Turn each line of the data below into a row of a Markdown table with two columns, Row and Line. Number the rows in order, skip blank lines, and omit the pictures.
┌────────
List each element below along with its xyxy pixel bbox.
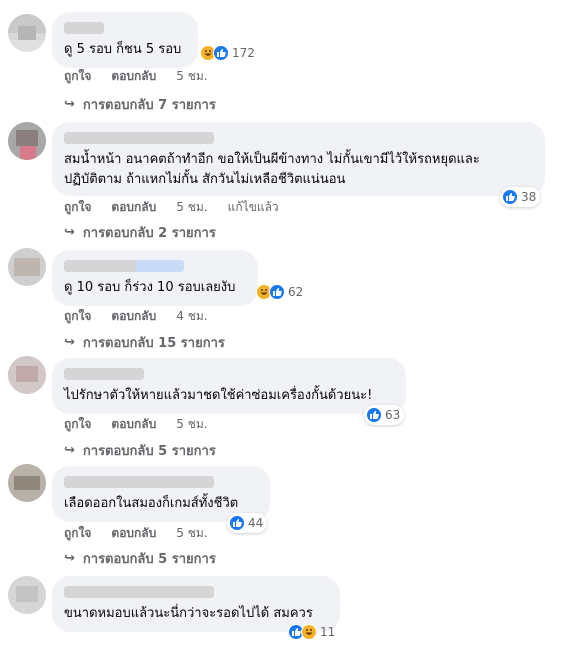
reaction-count: 44 bbox=[248, 516, 264, 530]
reactions[interactable]: 172 bbox=[200, 43, 255, 63]
commenter-name-blurred[interactable] bbox=[64, 22, 104, 34]
replies-label: การตอบกลับ 15 รายการ bbox=[82, 336, 225, 351]
view-replies-link[interactable]: ↪ การตอบกลับ 2 รายการ bbox=[64, 222, 216, 243]
comment-actions: ถูกใจ ตอบกลับ 4 ชม. bbox=[64, 307, 228, 326]
reply-button[interactable]: ตอบกลับ bbox=[111, 415, 156, 434]
comment-text-line: สมน้ำหน้า อนาคตถ้าทำอีก ขอให้เป็นผีข้างท… bbox=[64, 152, 480, 167]
like-icon bbox=[502, 189, 518, 205]
comment-actions: ถูกใจ ตอบกลับ 5 ชม. bbox=[64, 67, 228, 86]
view-replies-link[interactable]: ↪ การตอบกลับ 5 รายการ bbox=[64, 548, 216, 569]
avatar[interactable] bbox=[8, 248, 46, 286]
reaction-count: 172 bbox=[232, 46, 255, 60]
commenter-name-blurred[interactable] bbox=[64, 368, 144, 380]
reactions[interactable]: 11 bbox=[288, 622, 335, 642]
replies-label: การตอบกลับ 7 รายการ bbox=[82, 98, 216, 113]
like-icon bbox=[213, 45, 229, 61]
comment-bubble: สมน้ำหน้า อนาคตถ้าทำอีก ขอให้เป็นผีข้างท… bbox=[52, 122, 545, 196]
reply-arrow-icon: ↪ bbox=[64, 225, 75, 240]
like-icon bbox=[229, 515, 245, 531]
comment-bubble: ดู 5 รอบ ก็ชน 5 รอบ bbox=[52, 12, 198, 68]
comment-text: ไปรักษาตัวให้หายแล้วมาชดใช้ค่าซ่อมเครื่อ… bbox=[64, 388, 373, 403]
reply-arrow-icon: ↪ bbox=[64, 335, 75, 350]
reply-arrow-icon: ↪ bbox=[64, 551, 75, 566]
comment-bubble: ดู 10 รอบ ก็ร่วง 10 รอบเลยงับ bbox=[52, 250, 258, 306]
timestamp[interactable]: 4 ชม. bbox=[176, 307, 207, 326]
view-replies-link[interactable]: ↪ การตอบกลับ 15 รายการ bbox=[64, 332, 225, 353]
comment-text: ขนาดหมอบแล้วนะนี่กว่าจะรอดไปได้ สมควร bbox=[64, 606, 313, 621]
reply-arrow-icon: ↪ bbox=[64, 443, 75, 458]
commenter-name-blurred[interactable] bbox=[64, 260, 184, 272]
replies-label: การตอบกลับ 5 รายการ bbox=[82, 444, 216, 459]
like-button[interactable]: ถูกใจ bbox=[64, 524, 91, 543]
avatar[interactable] bbox=[8, 356, 46, 394]
commenter-name-blurred[interactable] bbox=[64, 586, 214, 598]
reply-button[interactable]: ตอบกลับ bbox=[111, 524, 156, 543]
comment-actions: ถูกใจ ตอบกลับ 5 ชม. bbox=[64, 524, 228, 543]
replies-label: การตอบกลับ 5 รายการ bbox=[82, 552, 216, 567]
avatar[interactable] bbox=[8, 122, 46, 160]
avatar[interactable] bbox=[8, 14, 46, 52]
reactions[interactable]: 38 bbox=[500, 187, 541, 207]
timestamp[interactable]: 5 ชม. bbox=[176, 198, 207, 217]
comment-actions: ถูกใจ ตอบกลับ 5 ชม. แก้ไขแล้ว bbox=[64, 198, 299, 217]
timestamp[interactable]: 5 ชม. bbox=[176, 415, 207, 434]
reactions[interactable]: 63 bbox=[364, 405, 405, 425]
commenter-name-blurred[interactable] bbox=[64, 132, 214, 144]
reactions[interactable]: 62 bbox=[256, 282, 303, 302]
reaction-count: 11 bbox=[320, 625, 336, 639]
comment-text: ดู 5 รอบ ก็ชน 5 รอบ bbox=[64, 42, 182, 57]
haha-icon bbox=[301, 624, 317, 640]
comment-text: เลือดออกในสมองก็เกมส์ทั้งชีวิต bbox=[64, 496, 239, 511]
view-replies-link[interactable]: ↪ การตอบกลับ 5 รายการ bbox=[64, 440, 216, 461]
avatar[interactable] bbox=[8, 576, 46, 614]
like-button[interactable]: ถูกใจ bbox=[64, 307, 91, 326]
commenter-name-blurred[interactable] bbox=[64, 476, 214, 488]
like-button[interactable]: ถูกใจ bbox=[64, 67, 91, 86]
avatar[interactable] bbox=[8, 464, 46, 502]
reply-button[interactable]: ตอบกลับ bbox=[111, 67, 156, 86]
reaction-count: 62 bbox=[288, 285, 304, 299]
reply-arrow-icon: ↪ bbox=[64, 97, 75, 112]
comment-text-line: ปฏิบัติตาม ถ้าแหกไม่กั้น สักวันไม่เหลือช… bbox=[64, 172, 346, 187]
like-icon bbox=[366, 407, 382, 423]
comment-text: ดู 10 รอบ ก็ร่วง 10 รอบเลยงับ bbox=[64, 280, 236, 295]
reaction-count: 63 bbox=[385, 408, 401, 422]
reactions[interactable]: 44 bbox=[227, 513, 268, 533]
reply-button[interactable]: ตอบกลับ bbox=[111, 307, 156, 326]
comment-bubble: ไปรักษาตัวให้หายแล้วมาชดใช้ค่าซ่อมเครื่อ… bbox=[52, 358, 406, 414]
comment-actions: ถูกใจ ตอบกลับ 5 ชม. bbox=[64, 415, 228, 434]
view-replies-link[interactable]: ↪ การตอบกลับ 7 รายการ bbox=[64, 94, 216, 115]
edited-label[interactable]: แก้ไขแล้ว bbox=[228, 198, 279, 217]
like-button[interactable]: ถูกใจ bbox=[64, 415, 91, 434]
reply-button[interactable]: ตอบกลับ bbox=[111, 198, 156, 217]
timestamp[interactable]: 5 ชม. bbox=[176, 524, 207, 543]
like-icon bbox=[269, 284, 285, 300]
replies-label: การตอบกลับ 2 รายการ bbox=[82, 226, 216, 241]
reaction-count: 38 bbox=[521, 190, 537, 204]
like-button[interactable]: ถูกใจ bbox=[64, 198, 91, 217]
timestamp[interactable]: 5 ชม. bbox=[176, 67, 207, 86]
└────────
◆ Response ◆
| Row | Line |
|---|---|
| 1 | List each element below along with its xyxy pixel bbox. |
| 2 | reaction-count: 44 bbox=[248, 516, 264, 530] |
| 3 | reactions[interactable]: 172 bbox=[200, 43, 255, 63] |
| 4 | commenter-name-blurred[interactable] bbox=[64, 22, 104, 34] |
| 5 | replies-label: การตอบกลับ 15 รายการ bbox=[82, 336, 225, 351] |
| 6 | view-replies-link[interactable]: ↪ การตอบกลับ 2 รายการ bbox=[64, 222, 216, 243] |
| 7 | comment-actions: ถูกใจ ตอบกลับ 4 ชม. bbox=[64, 307, 228, 326] |
| 8 | reply-button[interactable]: ตอบกลับ bbox=[111, 415, 156, 434] |
| 9 | comment-text-line: สมน้ำหน้า อนาคตถ้าทำอีก ขอให้เป็นผีข้างท… bbox=[64, 152, 480, 167] |
| 10 | like-icon bbox=[502, 189, 518, 205] |
| 11 | comment-actions: ถูกใจ ตอบกลับ 5 ชม. bbox=[64, 67, 228, 86] |
| 12 | view-replies-link[interactable]: ↪ การตอบกลับ 5 รายการ bbox=[64, 548, 216, 569] |
| 13 | avatar[interactable] bbox=[8, 248, 46, 286] |
| 14 | reaction-count: 172 bbox=[232, 46, 255, 60] |
| 15 | commenter-name-blurred[interactable] bbox=[64, 368, 144, 380] |
| 16 | reactions[interactable]: 11 bbox=[288, 622, 335, 642] |
| 17 | replies-label: การตอบกลับ 7 รายการ bbox=[82, 98, 216, 113] |
| 18 | like-icon bbox=[213, 45, 229, 61] |
| 19 | comment-bubble: สมน้ำหน้า อนาคตถ้าทำอีก ขอให้เป็นผีข้างท… bbox=[52, 122, 545, 196] |
| 20 | reply-arrow-icon: ↪ bbox=[64, 225, 75, 240] |
| 21 | like-icon bbox=[229, 515, 245, 531] |
| 22 | comment-bubble: ดู 5 รอบ ก็ชน 5 รอบ bbox=[52, 12, 198, 68] |
| 23 | comment-text: ไปรักษาตัวให้หายแล้วมาชดใช้ค่าซ่อมเครื่อ… bbox=[64, 388, 373, 403] |
| 24 | reply-arrow-icon: ↪ bbox=[64, 335, 75, 350] |
| 25 | reply-arrow-icon: ↪ bbox=[64, 551, 75, 566] |
| 26 | comment-bubble: ดู 10 รอบ ก็ร่วง 10 รอบเลยงับ bbox=[52, 250, 258, 306] |
| 27 | timestamp[interactable]: 4 ชม. bbox=[176, 307, 207, 326] |
| 28 | view-replies-link[interactable]: ↪ การตอบกลับ 15 รายการ bbox=[64, 332, 225, 353] |
| 29 | comment-text: ขนาดหมอบแล้วนะนี่กว่าจะรอดไปได้ สมควร bbox=[64, 606, 313, 621] |
| 30 | reply-arrow-icon: ↪ bbox=[64, 443, 75, 458] |
| 31 | commenter-name-blurred[interactable] bbox=[64, 260, 184, 272] |
| 32 | replies-label: การตอบกลับ 5 รายการ bbox=[82, 444, 216, 459] |
| 33 | like-button[interactable]: ถูกใจ bbox=[64, 524, 91, 543] |
| 34 | avatar[interactable] bbox=[8, 356, 46, 394] |
| 35 | commenter-name-blurred[interactable] bbox=[64, 586, 214, 598] |
| 36 | reply-button[interactable]: ตอบกลับ bbox=[111, 524, 156, 543] |
| 37 | comment-actions: ถูกใจ ตอบกลับ 5 ชม. bbox=[64, 524, 228, 543] |
| 38 | replies-label: การตอบกลับ 5 รายการ bbox=[82, 552, 216, 567] |
| 39 | avatar[interactable] bbox=[8, 122, 46, 160] |
| 40 | avatar[interactable] bbox=[8, 14, 46, 52] |
| 41 | reactions[interactable]: 38 bbox=[500, 187, 541, 207] |
| 42 | timestamp[interactable]: 5 ชม. bbox=[176, 198, 207, 217] |
| 43 | comment-actions: ถูกใจ ตอบกลับ 5 ชม. แก้ไขแล้ว bbox=[64, 198, 299, 217] |
| 44 | timestamp[interactable]: 5 ชม. bbox=[176, 415, 207, 434] |
| 45 | reactions[interactable]: 63 bbox=[364, 405, 405, 425] |
| 46 | commenter-name-blurred[interactable] bbox=[64, 132, 214, 144] |
| 47 | reactions[interactable]: 62 bbox=[256, 282, 303, 302] |
| 48 | reaction-count: 11 bbox=[320, 625, 336, 639] |
| 49 | comment-text: ดู 5 รอบ ก็ชน 5 รอบ bbox=[64, 42, 182, 57] |
| 50 | haha-icon bbox=[301, 624, 317, 640] |
| 51 | comment-text: เลือดออกในสมองก็เกมส์ทั้งชีวิต bbox=[64, 496, 239, 511] |
| 52 | view-replies-link[interactable]: ↪ การตอบกลับ 5 รายการ bbox=[64, 440, 216, 461] |
| 53 | avatar[interactable] bbox=[8, 576, 46, 614] |
| 54 | like-button[interactable]: ถูกใจ bbox=[64, 307, 91, 326] |
| 55 | commenter-name-blurred[interactable] bbox=[64, 476, 214, 488] |
| 56 | like-button[interactable]: ถูกใจ bbox=[64, 67, 91, 86] |
| 57 | avatar[interactable] bbox=[8, 464, 46, 502] |
| 58 | reply-button[interactable]: ตอบกลับ bbox=[111, 67, 156, 86] |
| 59 | reaction-count: 62 bbox=[288, 285, 304, 299] |
| 60 | reply-arrow-icon: ↪ bbox=[64, 97, 75, 112] |
| 61 | comment-text-line: ปฏิบัติตาม ถ้าแหกไม่กั้น สักวันไม่เหลือช… bbox=[64, 172, 346, 187] |
| 62 | like-icon bbox=[366, 407, 382, 423] |
| 63 | comment-text: ดู 10 รอบ ก็ร่วง 10 รอบเลยงับ bbox=[64, 280, 236, 295] |
| 64 | reaction-count: 63 bbox=[385, 408, 401, 422] |
| 65 | reactions[interactable]: 44 bbox=[227, 513, 268, 533] |
| 66 | reply-button[interactable]: ตอบกลับ bbox=[111, 307, 156, 326] |
| 67 | comment-bubble: ไปรักษาตัวให้หายแล้วมาชดใช้ค่าซ่อมเครื่อ… bbox=[52, 358, 406, 414] |
| 68 | comment-actions: ถูกใจ ตอบกลับ 5 ชม. bbox=[64, 415, 228, 434] |
| 69 | view-replies-link[interactable]: ↪ การตอบกลับ 7 รายการ bbox=[64, 94, 216, 115] |
| 70 | edited-label[interactable]: แก้ไขแล้ว bbox=[228, 198, 279, 217] |
| 71 | like-button[interactable]: ถูกใจ bbox=[64, 415, 91, 434] |
| 72 | reply-button[interactable]: ตอบกลับ bbox=[111, 198, 156, 217] |
| 73 | timestamp[interactable]: 5 ชม. bbox=[176, 524, 207, 543] |
| 74 | like-icon bbox=[269, 284, 285, 300] |
| 75 | replies-label: การตอบกลับ 2 รายการ bbox=[82, 226, 216, 241] |
| 76 | reaction-count: 38 bbox=[521, 190, 537, 204] |
| 77 | like-button[interactable]: ถูกใจ bbox=[64, 198, 91, 217] |
| 78 | timestamp[interactable]: 5 ชม. bbox=[176, 67, 207, 86] |